_Your instructions_
Pull every line that holds the word "한자리수" from the entries.

_Listed entries_
══════════════════════════════
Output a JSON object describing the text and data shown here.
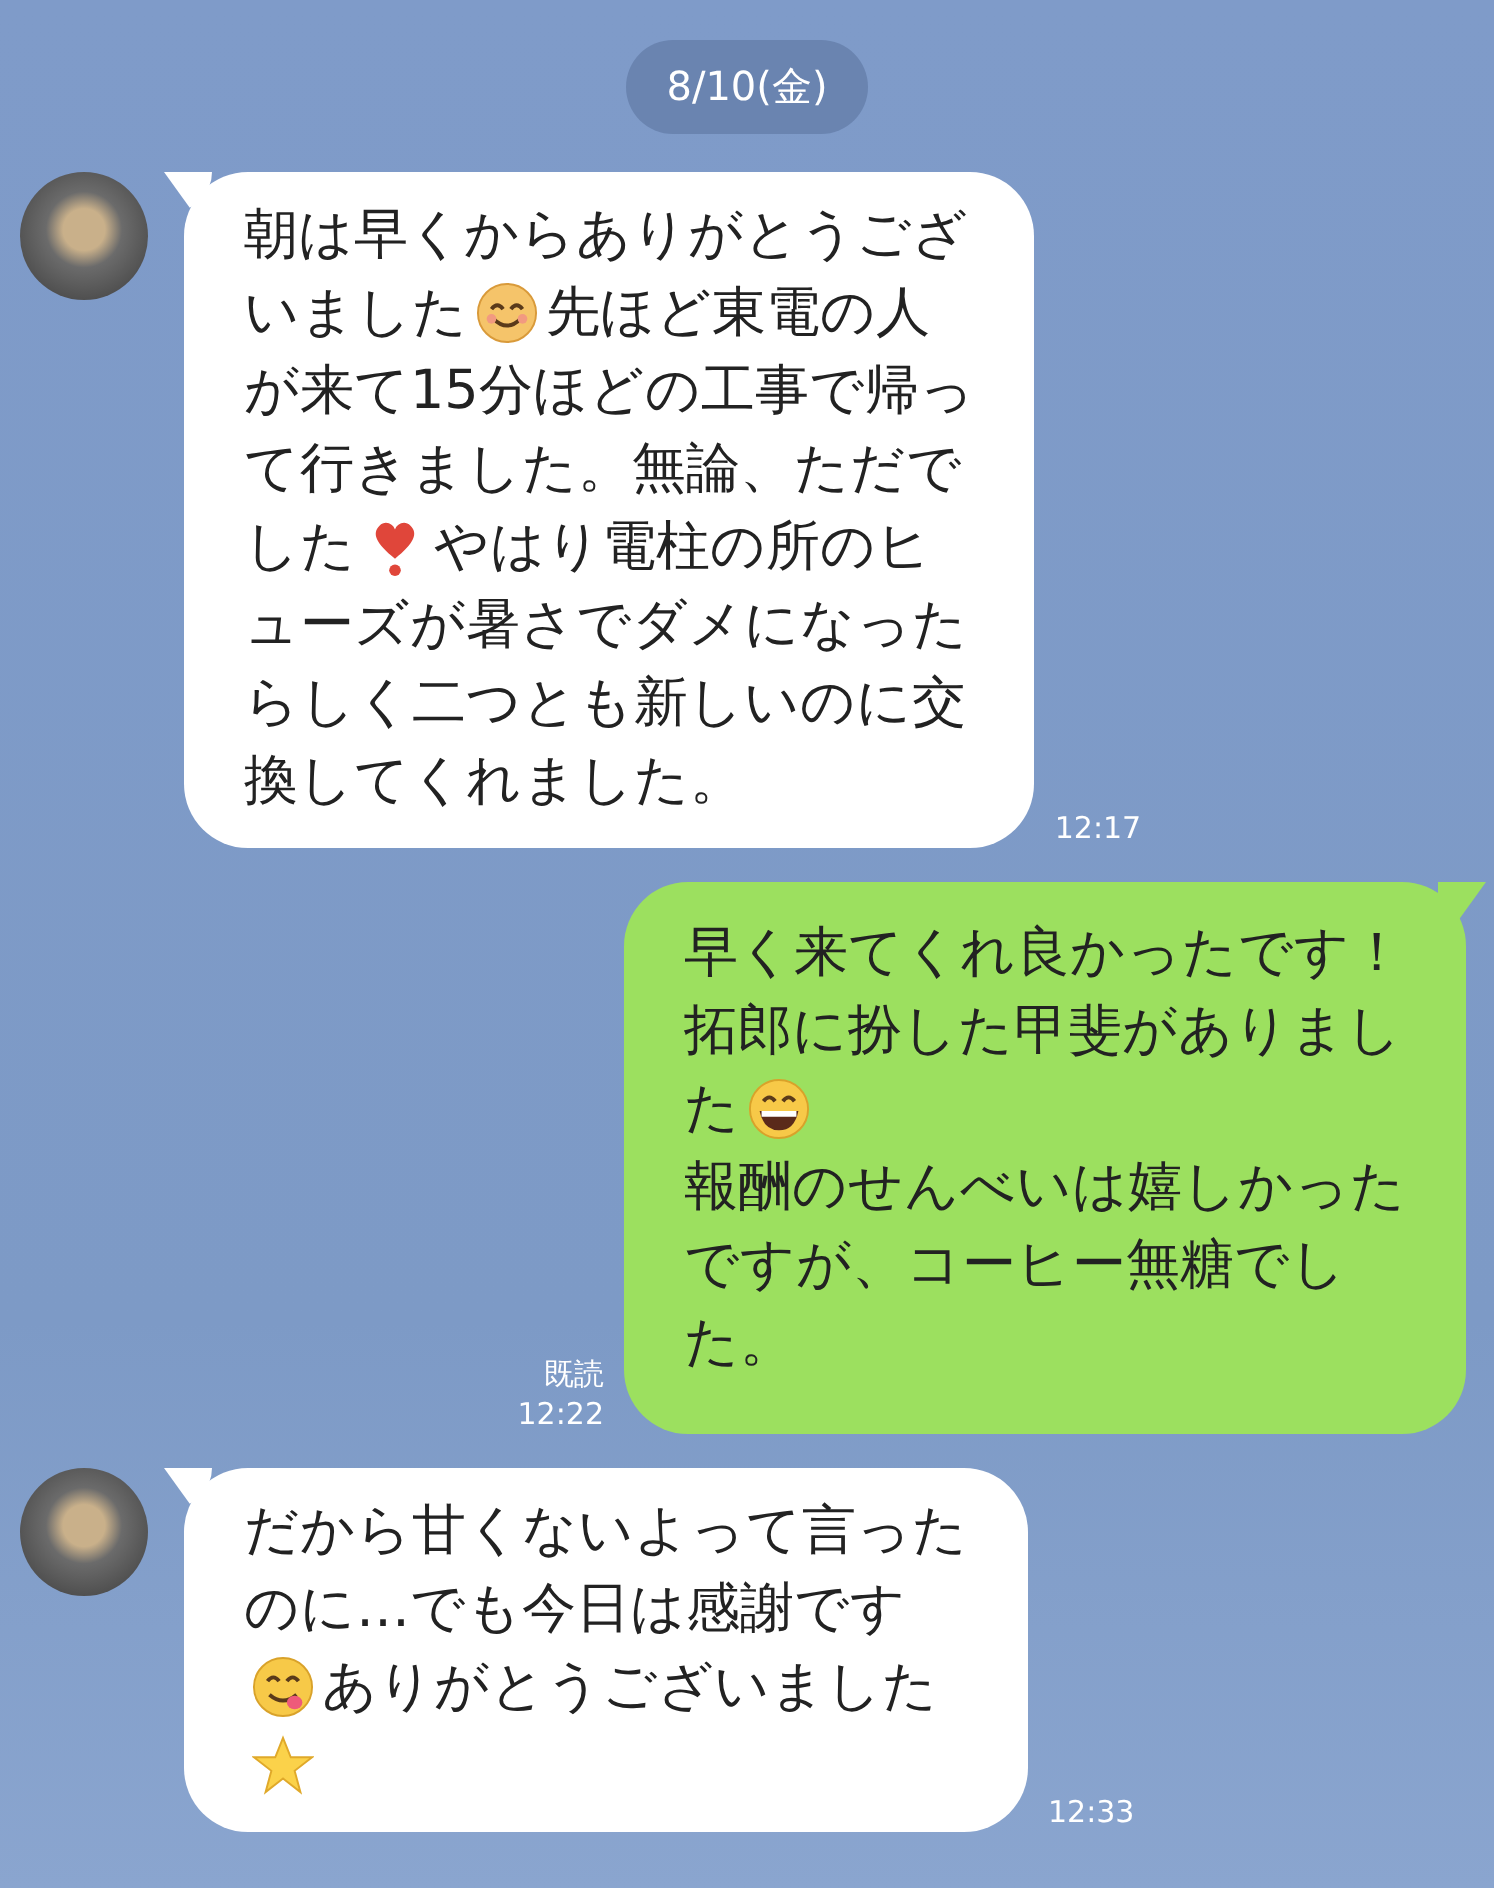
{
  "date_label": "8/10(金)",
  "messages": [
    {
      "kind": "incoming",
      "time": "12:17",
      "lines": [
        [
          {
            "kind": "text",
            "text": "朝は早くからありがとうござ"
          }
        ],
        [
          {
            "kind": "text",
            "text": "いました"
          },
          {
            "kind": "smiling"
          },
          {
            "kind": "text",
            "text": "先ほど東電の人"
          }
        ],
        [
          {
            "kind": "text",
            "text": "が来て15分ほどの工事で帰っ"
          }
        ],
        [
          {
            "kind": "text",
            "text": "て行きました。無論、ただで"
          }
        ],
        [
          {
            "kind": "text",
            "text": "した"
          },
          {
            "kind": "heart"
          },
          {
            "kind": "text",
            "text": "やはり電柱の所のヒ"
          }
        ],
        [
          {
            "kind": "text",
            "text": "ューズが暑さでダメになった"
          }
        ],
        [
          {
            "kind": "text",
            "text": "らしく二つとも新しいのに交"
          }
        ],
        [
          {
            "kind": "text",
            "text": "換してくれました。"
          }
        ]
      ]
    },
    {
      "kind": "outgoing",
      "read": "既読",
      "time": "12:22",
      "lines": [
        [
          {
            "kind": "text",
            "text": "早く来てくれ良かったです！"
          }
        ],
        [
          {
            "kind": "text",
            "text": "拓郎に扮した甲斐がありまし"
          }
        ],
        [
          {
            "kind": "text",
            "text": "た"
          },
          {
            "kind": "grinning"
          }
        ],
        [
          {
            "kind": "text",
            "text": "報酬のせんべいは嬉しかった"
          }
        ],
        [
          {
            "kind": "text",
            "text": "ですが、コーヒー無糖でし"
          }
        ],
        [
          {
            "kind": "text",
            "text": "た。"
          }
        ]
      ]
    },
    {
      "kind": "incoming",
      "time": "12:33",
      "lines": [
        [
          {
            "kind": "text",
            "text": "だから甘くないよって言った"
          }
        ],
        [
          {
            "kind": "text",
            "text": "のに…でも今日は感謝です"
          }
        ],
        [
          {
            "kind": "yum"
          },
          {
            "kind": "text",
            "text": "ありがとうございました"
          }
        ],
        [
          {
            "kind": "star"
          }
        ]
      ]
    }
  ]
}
══════════════════════════════
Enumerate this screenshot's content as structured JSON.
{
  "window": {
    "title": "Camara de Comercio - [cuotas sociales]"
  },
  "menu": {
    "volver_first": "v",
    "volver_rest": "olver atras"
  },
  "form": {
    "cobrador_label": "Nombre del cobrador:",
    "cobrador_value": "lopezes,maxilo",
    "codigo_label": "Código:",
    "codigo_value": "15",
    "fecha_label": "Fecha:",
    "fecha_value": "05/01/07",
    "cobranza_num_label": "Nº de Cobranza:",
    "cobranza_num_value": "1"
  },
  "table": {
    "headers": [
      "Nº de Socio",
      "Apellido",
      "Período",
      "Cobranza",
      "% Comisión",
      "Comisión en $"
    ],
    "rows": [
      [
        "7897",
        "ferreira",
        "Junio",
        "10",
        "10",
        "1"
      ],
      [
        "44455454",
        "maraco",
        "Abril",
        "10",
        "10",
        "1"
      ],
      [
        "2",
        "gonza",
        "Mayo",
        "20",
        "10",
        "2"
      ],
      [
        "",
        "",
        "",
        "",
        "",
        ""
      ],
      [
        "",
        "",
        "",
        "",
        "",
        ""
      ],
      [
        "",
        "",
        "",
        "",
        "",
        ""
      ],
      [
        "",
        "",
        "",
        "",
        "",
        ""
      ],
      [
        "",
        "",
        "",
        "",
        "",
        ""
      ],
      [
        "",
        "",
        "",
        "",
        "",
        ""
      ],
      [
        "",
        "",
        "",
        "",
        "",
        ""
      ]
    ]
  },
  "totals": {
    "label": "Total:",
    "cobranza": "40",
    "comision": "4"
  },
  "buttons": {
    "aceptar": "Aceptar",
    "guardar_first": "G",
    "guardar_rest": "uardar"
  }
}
══════════════════════════════
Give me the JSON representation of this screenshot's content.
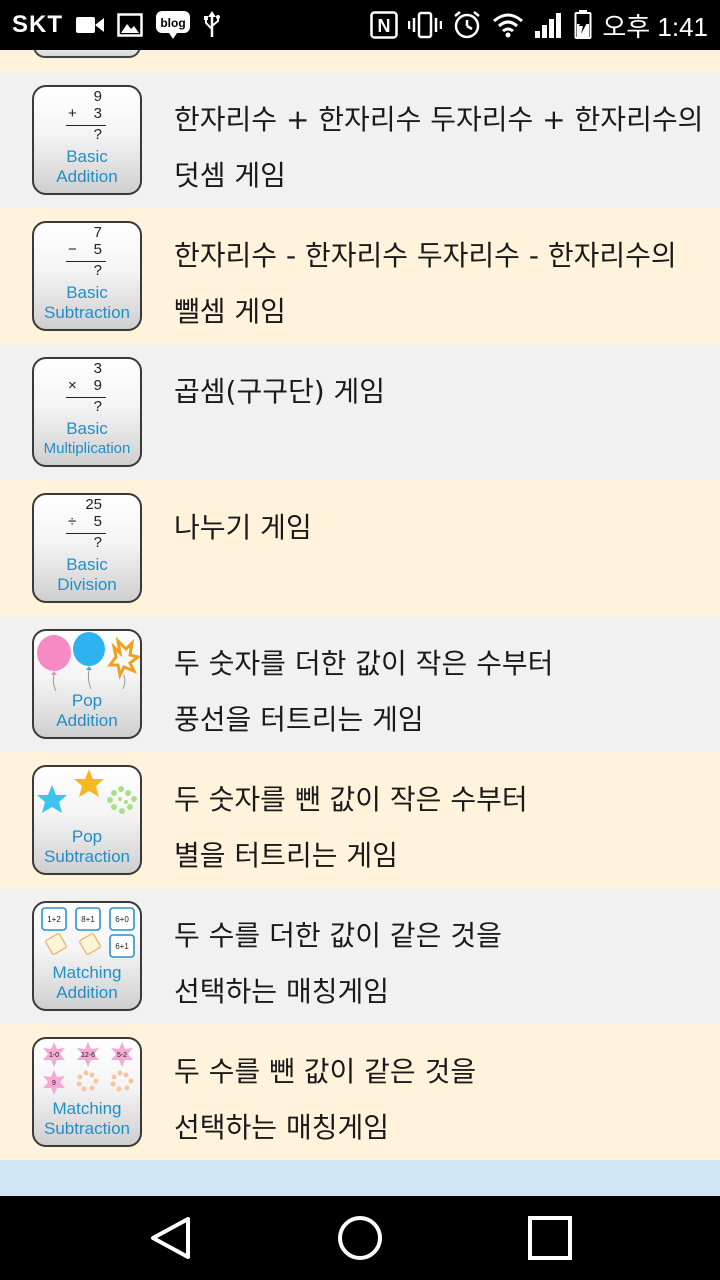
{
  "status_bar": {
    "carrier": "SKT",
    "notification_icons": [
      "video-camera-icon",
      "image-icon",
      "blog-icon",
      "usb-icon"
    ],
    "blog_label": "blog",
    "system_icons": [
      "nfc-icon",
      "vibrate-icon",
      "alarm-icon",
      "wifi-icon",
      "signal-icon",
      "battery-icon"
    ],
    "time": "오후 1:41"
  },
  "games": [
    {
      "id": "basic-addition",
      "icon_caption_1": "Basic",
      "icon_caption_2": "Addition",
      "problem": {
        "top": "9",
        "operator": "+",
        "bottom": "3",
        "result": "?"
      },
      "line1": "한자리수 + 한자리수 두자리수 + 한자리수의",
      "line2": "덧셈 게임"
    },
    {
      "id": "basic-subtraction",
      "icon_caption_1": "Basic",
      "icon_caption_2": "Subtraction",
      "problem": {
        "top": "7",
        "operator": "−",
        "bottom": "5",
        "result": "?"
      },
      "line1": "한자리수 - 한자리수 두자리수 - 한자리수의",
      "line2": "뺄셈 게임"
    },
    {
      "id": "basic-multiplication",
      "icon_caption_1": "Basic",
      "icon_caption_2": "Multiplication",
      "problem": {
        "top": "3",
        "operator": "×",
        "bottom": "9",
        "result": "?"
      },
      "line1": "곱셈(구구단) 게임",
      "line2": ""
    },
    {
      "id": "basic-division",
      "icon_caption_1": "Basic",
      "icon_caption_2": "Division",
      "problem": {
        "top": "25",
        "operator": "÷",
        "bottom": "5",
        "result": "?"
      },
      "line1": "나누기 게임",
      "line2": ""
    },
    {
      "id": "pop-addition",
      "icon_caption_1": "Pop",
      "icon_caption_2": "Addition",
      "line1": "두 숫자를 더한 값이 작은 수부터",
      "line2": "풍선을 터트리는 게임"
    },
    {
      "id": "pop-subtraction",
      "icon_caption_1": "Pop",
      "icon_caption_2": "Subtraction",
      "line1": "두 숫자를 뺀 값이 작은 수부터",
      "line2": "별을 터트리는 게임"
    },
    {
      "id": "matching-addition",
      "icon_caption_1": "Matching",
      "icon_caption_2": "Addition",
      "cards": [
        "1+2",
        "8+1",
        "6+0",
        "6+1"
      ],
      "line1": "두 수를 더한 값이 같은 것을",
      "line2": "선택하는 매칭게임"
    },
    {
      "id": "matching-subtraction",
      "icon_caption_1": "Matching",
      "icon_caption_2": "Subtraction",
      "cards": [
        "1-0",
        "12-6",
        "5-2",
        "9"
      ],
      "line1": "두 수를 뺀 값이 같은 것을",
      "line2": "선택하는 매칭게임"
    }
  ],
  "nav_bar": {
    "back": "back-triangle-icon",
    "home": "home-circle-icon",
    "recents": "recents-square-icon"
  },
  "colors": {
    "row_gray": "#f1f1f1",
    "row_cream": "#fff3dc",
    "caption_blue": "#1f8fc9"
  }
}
══════════════════════════════
_Solution to the exercise_
      "line1": "한자리수 + 한자리수 두자리수 + 한자리수의",
      "line1": "한자리수 - 한자리수 두자리수 - 한자리수의",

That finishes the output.